*** Data

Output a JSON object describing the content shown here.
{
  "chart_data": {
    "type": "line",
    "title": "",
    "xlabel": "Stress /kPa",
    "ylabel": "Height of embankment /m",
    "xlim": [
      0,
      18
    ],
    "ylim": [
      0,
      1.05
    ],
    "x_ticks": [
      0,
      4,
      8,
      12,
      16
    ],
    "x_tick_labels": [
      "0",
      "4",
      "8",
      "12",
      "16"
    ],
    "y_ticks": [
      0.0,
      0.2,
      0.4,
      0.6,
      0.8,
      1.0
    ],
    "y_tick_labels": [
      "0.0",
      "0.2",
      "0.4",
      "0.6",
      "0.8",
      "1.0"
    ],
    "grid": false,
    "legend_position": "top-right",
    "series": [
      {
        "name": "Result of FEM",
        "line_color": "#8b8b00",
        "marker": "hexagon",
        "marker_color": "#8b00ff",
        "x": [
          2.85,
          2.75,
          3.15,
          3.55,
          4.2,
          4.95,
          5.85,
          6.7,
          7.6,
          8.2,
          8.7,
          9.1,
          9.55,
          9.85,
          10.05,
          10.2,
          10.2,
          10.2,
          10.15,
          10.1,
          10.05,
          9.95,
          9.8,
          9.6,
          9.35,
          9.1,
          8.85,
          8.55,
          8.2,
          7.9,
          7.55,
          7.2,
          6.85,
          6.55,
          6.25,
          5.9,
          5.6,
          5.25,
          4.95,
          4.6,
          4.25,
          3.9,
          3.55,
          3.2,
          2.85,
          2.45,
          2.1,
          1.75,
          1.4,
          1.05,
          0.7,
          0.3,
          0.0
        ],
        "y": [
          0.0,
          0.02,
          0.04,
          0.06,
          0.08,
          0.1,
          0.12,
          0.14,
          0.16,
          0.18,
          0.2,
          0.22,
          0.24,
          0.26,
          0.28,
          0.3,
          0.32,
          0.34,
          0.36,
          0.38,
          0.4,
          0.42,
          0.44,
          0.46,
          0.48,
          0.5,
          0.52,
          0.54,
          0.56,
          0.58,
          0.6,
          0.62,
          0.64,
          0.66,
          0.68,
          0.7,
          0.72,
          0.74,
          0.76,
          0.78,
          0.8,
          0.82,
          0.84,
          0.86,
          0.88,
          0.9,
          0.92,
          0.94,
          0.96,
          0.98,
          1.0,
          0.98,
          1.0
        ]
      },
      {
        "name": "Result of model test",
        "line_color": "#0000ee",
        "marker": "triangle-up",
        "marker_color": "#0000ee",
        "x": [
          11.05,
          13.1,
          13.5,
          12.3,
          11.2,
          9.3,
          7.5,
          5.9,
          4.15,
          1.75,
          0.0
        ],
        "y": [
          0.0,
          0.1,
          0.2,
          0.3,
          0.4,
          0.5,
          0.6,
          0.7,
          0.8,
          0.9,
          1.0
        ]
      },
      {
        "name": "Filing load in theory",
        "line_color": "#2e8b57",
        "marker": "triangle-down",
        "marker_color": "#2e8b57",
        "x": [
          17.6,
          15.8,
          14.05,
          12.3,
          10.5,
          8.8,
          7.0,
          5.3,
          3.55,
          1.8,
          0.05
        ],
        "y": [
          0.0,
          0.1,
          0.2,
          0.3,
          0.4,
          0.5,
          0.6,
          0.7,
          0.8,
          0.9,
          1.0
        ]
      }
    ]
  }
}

******

**Task requirements**
Search the lines for the string "triangle" and copy every line that has it.

**Task response**
        "marker": "triangle-up",
        "marker": "triangle-down",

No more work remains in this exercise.